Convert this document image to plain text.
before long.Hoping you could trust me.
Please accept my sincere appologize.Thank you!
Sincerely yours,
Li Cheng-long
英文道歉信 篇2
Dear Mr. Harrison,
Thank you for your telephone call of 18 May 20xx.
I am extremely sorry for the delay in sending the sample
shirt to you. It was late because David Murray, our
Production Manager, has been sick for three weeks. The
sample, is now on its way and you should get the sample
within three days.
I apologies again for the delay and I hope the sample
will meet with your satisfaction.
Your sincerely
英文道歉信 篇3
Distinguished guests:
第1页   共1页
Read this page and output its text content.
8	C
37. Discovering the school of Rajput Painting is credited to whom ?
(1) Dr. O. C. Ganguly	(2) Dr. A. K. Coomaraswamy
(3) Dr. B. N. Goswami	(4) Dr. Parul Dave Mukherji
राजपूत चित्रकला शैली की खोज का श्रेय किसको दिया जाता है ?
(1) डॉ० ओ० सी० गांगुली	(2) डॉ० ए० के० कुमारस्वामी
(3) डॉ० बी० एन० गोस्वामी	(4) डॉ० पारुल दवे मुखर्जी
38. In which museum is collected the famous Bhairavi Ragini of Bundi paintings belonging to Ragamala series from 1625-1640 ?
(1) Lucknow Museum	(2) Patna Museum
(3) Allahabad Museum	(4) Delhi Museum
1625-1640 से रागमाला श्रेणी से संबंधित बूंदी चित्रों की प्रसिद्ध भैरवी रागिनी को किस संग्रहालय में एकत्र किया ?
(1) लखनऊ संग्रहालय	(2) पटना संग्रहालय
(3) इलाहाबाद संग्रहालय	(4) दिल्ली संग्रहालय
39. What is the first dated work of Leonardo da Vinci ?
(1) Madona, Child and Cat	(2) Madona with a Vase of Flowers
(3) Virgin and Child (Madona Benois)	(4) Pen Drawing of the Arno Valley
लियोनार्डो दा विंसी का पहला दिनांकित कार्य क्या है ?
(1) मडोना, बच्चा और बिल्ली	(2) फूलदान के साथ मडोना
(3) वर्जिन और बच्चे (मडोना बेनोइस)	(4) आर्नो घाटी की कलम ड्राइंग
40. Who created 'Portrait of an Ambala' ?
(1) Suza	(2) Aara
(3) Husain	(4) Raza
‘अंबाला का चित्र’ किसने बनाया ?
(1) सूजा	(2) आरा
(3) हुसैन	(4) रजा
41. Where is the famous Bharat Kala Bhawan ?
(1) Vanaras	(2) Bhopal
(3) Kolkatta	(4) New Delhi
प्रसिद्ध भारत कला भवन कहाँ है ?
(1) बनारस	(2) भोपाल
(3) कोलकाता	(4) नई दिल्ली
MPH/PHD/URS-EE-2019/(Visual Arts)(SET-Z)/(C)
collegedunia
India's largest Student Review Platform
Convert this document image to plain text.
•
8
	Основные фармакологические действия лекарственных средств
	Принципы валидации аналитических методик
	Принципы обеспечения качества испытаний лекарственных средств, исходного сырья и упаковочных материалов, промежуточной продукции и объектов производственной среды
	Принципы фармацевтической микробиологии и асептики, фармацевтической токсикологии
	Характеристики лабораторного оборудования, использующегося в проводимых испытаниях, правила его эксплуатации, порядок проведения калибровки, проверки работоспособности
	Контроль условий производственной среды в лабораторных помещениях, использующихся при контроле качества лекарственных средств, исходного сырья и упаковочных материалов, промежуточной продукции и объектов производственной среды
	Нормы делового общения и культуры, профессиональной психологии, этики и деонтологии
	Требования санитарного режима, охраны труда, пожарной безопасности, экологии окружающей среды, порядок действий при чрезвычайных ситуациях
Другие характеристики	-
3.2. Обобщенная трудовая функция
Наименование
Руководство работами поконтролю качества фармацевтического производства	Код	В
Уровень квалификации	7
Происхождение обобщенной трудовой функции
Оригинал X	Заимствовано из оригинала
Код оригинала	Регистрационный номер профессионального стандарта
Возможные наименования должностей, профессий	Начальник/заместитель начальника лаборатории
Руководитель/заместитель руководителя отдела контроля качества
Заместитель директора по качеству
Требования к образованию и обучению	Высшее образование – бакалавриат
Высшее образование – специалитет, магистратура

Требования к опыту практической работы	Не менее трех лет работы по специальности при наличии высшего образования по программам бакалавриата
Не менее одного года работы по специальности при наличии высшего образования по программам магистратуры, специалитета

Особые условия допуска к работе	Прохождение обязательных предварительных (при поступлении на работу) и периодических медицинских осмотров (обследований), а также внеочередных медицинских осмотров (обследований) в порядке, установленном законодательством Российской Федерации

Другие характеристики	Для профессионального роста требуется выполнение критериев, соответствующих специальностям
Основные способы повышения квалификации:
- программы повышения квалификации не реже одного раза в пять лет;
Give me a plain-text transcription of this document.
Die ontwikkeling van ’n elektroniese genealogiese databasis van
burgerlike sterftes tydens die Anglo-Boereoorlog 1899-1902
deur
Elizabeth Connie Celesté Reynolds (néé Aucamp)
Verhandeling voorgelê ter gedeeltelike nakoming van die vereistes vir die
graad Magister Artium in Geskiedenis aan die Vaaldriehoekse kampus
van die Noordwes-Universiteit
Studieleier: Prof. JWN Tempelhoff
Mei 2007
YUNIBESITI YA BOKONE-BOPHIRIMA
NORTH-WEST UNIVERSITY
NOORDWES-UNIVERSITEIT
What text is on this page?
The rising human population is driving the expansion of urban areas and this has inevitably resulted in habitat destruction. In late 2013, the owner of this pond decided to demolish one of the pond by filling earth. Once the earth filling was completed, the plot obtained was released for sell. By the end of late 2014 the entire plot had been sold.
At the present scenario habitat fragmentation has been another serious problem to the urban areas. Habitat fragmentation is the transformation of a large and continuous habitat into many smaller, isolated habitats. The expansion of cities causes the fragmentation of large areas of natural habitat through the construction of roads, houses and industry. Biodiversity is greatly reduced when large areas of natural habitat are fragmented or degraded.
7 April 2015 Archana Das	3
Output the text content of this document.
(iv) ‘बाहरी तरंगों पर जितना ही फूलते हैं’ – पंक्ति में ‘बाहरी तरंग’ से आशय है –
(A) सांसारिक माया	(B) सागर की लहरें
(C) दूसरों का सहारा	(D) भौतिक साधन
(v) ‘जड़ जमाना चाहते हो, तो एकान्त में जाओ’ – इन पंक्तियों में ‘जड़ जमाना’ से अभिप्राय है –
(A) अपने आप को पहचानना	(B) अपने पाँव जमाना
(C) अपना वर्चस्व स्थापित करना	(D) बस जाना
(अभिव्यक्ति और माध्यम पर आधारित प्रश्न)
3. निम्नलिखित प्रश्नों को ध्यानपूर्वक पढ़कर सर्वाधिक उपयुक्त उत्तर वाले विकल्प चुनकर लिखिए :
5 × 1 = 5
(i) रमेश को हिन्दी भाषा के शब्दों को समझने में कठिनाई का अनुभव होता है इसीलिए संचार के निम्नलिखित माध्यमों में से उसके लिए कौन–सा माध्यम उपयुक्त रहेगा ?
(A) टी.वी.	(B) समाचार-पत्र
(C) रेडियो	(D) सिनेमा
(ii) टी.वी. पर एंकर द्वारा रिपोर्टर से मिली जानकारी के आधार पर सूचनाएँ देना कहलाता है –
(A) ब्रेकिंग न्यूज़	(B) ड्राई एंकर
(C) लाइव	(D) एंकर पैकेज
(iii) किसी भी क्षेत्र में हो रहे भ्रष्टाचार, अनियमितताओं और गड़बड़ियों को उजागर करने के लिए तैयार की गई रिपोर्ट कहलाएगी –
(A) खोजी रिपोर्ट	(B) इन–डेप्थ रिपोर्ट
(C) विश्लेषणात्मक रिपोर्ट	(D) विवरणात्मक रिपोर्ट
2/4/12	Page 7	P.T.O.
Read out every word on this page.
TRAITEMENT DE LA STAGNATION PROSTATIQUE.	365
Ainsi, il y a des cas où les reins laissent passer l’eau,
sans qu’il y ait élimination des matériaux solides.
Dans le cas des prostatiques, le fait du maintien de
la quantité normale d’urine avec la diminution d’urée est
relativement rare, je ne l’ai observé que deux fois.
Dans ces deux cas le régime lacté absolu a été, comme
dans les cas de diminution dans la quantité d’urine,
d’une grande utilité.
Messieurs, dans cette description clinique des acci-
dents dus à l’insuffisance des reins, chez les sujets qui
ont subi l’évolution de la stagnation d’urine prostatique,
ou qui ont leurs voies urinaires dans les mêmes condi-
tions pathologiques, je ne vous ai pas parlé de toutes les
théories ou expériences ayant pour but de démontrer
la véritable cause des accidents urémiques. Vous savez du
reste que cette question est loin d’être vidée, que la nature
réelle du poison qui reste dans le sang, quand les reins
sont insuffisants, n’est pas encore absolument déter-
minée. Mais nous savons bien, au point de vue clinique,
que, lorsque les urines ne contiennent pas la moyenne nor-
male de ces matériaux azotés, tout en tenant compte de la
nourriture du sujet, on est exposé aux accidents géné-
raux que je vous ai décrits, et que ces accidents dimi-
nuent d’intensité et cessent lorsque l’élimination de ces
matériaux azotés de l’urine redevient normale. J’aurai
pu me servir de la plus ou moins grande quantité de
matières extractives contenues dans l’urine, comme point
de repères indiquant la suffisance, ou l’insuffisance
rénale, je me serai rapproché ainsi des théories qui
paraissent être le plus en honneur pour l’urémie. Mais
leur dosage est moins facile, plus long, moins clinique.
........
What the task asks: Copy all lines from the material that contain "plus".

The solution:
pu me servir de la plus ou moins grande quantité de
paraissent être le plus en honneur pour l’urémie. Mais
leur dosage est moins facile, plus long, moins clinique.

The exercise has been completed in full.